#### [Extracted entries]
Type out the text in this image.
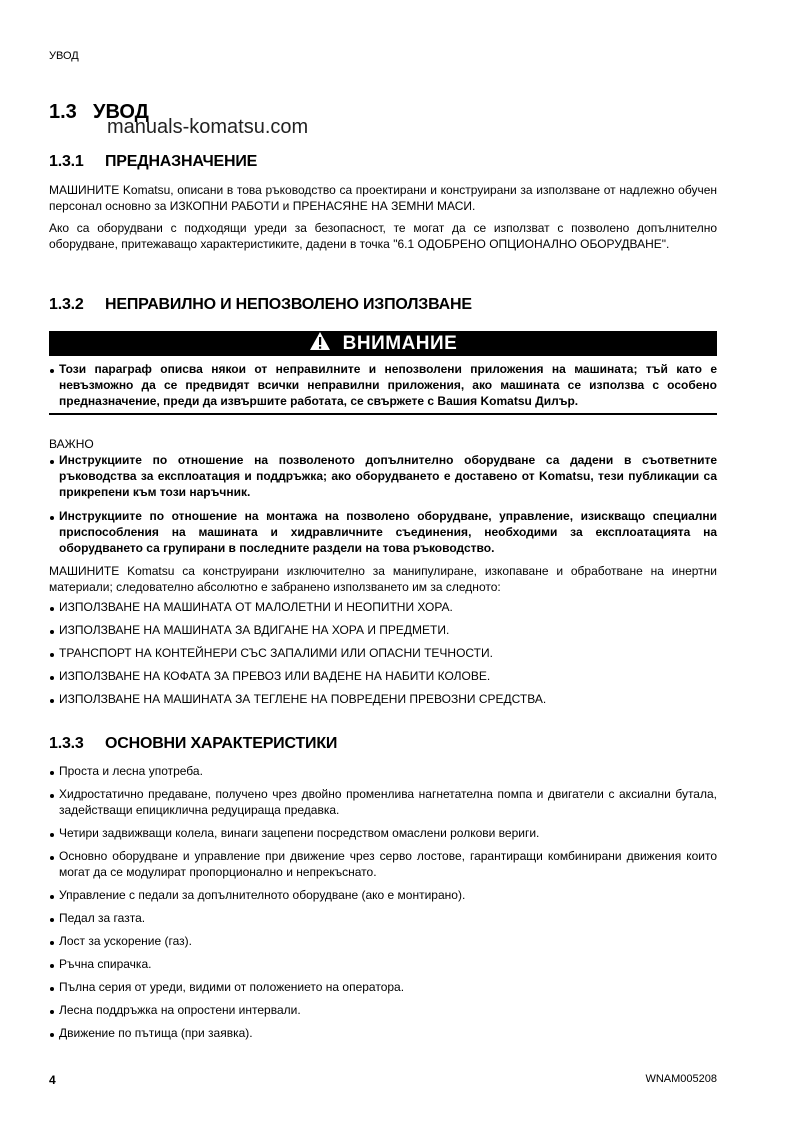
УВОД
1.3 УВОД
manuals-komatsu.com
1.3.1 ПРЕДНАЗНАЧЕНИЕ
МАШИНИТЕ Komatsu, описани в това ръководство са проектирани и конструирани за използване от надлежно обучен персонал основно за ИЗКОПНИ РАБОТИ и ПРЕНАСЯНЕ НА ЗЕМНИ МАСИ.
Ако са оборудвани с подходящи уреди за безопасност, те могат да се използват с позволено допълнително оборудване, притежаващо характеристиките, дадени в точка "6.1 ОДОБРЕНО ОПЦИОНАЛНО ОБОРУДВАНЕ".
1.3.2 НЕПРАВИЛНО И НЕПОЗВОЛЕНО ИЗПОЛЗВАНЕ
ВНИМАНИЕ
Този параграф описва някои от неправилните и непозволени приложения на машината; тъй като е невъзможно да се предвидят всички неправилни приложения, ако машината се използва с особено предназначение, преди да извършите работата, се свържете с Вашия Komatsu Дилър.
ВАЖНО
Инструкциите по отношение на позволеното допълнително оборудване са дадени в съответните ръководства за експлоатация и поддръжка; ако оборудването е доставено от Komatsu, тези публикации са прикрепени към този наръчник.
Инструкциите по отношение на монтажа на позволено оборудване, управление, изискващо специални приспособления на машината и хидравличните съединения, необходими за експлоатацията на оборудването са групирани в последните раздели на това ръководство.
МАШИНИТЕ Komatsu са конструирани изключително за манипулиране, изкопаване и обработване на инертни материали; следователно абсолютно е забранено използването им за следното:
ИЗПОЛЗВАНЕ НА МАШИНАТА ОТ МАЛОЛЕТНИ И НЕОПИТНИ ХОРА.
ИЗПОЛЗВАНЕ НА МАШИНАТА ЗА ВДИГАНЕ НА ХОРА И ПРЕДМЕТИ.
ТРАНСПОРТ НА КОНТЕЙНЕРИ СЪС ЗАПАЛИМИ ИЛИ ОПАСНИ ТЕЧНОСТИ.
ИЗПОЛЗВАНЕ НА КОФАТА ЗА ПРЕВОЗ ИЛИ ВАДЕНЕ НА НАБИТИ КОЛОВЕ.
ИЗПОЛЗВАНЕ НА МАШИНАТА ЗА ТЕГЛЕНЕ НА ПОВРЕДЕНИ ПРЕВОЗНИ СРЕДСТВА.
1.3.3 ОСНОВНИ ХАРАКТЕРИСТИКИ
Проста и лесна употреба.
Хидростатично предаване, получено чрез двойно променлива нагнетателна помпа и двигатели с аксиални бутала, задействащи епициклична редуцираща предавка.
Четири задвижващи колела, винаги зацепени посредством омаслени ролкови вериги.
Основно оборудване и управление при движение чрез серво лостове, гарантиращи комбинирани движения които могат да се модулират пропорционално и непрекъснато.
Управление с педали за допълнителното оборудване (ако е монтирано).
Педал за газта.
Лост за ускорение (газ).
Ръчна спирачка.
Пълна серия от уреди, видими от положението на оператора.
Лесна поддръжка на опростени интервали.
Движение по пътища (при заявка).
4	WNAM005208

---

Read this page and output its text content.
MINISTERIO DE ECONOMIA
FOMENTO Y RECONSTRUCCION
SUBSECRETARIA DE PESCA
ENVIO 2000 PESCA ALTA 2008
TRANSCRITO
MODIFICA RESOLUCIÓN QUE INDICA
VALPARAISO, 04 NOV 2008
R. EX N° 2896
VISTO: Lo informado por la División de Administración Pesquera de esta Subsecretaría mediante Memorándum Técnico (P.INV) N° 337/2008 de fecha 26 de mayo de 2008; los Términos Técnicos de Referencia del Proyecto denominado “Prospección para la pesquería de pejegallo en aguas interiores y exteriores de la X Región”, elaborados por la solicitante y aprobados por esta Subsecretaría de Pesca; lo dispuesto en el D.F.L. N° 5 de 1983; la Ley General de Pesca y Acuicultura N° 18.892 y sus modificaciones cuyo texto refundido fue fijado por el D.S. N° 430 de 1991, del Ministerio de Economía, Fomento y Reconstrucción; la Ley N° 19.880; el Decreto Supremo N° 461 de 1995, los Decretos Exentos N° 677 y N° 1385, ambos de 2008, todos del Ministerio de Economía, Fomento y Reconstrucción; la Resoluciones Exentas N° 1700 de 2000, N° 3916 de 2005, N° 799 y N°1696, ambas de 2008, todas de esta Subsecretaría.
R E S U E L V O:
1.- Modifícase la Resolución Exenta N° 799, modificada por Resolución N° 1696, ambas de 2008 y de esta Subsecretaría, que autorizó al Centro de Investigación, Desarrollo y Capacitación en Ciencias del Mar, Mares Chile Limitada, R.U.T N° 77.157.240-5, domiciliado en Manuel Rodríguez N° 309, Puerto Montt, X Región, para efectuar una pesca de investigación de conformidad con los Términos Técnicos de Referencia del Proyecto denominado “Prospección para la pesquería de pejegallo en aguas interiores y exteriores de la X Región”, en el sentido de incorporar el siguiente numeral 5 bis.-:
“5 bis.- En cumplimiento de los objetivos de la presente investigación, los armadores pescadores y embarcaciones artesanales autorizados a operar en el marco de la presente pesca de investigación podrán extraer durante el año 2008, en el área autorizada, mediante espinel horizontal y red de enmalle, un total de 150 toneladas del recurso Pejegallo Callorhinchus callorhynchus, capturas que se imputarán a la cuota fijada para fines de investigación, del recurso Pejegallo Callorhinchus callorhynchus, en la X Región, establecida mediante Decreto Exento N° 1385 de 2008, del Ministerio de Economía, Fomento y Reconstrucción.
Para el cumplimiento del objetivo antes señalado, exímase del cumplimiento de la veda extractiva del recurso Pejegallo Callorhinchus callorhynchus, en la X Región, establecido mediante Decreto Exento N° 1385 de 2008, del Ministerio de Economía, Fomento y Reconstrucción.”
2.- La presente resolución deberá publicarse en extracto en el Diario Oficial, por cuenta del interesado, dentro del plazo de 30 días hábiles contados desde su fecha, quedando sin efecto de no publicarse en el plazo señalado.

#### [Task objective]
From the records above, copy every line that holds the word "Инструкциите".

#### [Exercise answer]
Инструкциите по отношение на позволеното допълнително оборудване са дадени в съответните ръководства за експлоатация и поддръжка; ако оборудването е доставено от Komatsu, тези публикации са прикрепени към този наръчник.
Инструкциите по отношение на монтажа на позволено оборудване, управление, изискващо специални приспособления на машината и хидравличните съединения, необходими за експлоатацията на оборудването са групирани в последните раздели на това ръководство.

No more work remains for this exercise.